## LISTING
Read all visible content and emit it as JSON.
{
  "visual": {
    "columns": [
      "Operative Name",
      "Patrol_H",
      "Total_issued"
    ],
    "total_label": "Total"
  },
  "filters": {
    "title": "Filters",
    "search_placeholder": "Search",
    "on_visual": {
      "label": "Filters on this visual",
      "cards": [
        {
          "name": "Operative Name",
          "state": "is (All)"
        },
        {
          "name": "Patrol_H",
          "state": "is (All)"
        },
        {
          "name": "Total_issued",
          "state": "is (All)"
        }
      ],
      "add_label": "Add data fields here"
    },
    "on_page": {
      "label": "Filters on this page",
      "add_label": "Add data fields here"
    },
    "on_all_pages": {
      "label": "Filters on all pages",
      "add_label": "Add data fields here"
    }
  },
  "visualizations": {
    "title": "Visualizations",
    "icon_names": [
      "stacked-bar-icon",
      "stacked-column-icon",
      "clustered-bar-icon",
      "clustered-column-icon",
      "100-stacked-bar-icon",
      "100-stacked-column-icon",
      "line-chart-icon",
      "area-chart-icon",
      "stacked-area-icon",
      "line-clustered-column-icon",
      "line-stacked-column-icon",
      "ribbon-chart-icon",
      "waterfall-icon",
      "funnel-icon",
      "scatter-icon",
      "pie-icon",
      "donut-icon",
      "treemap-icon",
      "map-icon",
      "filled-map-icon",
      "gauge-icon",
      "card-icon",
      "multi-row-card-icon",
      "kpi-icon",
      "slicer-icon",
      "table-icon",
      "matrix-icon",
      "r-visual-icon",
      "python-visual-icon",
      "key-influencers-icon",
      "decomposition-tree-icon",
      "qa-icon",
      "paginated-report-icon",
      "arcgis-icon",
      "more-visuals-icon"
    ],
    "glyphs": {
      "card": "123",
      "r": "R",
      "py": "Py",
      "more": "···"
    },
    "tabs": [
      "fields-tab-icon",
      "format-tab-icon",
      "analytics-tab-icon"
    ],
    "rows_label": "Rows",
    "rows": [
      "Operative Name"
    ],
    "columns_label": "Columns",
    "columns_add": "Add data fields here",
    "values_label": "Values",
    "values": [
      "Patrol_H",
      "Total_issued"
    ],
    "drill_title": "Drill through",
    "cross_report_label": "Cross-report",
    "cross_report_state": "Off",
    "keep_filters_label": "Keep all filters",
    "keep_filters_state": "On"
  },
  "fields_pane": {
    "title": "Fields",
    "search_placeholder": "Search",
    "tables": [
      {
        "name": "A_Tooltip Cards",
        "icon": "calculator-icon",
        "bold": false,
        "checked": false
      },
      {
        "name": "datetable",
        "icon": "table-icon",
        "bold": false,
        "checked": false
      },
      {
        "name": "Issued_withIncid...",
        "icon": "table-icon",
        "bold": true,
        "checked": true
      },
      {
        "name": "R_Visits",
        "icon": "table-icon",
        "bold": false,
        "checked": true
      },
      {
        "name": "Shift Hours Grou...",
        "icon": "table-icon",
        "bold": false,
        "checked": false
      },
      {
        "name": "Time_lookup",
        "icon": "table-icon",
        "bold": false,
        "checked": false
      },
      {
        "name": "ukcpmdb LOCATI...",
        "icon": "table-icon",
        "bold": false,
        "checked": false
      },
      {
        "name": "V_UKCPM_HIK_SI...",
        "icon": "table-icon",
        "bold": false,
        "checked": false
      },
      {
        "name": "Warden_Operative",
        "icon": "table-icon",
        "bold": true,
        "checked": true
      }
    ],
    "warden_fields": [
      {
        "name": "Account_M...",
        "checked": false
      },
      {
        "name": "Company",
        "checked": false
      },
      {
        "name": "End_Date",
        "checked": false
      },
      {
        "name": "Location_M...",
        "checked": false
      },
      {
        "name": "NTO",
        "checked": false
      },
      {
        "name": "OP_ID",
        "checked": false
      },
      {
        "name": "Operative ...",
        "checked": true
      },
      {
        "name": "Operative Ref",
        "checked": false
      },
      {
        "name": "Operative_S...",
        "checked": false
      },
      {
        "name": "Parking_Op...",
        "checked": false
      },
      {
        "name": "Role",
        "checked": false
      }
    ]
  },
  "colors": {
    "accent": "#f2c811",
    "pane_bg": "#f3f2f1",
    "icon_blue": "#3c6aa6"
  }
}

* * *

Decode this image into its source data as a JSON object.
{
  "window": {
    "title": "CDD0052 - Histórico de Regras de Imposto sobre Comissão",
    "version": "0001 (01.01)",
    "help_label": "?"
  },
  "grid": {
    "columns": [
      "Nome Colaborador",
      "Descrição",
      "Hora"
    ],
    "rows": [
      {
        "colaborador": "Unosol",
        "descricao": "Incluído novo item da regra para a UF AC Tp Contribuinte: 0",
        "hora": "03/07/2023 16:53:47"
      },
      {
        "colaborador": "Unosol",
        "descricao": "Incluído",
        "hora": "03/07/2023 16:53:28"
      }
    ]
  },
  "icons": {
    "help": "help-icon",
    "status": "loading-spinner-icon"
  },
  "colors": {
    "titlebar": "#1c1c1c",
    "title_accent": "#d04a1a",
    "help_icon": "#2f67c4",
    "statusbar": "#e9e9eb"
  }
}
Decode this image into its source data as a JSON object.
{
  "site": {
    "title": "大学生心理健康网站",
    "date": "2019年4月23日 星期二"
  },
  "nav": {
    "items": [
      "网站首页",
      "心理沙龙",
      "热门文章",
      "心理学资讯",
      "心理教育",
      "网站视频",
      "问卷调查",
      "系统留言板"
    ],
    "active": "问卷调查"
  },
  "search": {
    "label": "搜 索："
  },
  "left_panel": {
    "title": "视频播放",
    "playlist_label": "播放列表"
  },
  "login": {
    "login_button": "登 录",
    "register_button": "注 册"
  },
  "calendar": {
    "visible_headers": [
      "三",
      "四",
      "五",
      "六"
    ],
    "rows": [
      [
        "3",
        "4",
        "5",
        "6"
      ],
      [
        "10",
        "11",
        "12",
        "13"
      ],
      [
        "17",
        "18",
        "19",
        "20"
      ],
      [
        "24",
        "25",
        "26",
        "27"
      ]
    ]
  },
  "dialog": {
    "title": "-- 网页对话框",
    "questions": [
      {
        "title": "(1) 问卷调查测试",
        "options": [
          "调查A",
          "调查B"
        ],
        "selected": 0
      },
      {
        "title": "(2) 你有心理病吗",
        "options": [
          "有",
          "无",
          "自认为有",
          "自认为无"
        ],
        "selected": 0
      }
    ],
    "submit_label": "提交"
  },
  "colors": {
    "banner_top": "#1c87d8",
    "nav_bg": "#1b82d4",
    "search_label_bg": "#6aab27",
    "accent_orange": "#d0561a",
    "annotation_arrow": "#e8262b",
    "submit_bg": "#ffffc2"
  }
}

## WHAT IS NEEDED
Copy every line of the material in which the word "this" occurs.

## SOLUTION BELOW
      "label": "Filters on this visual",
      "label": "Filters on this page",
Decode this image into its source data as a JSON object.
Decode this image into its source data as a JSON object.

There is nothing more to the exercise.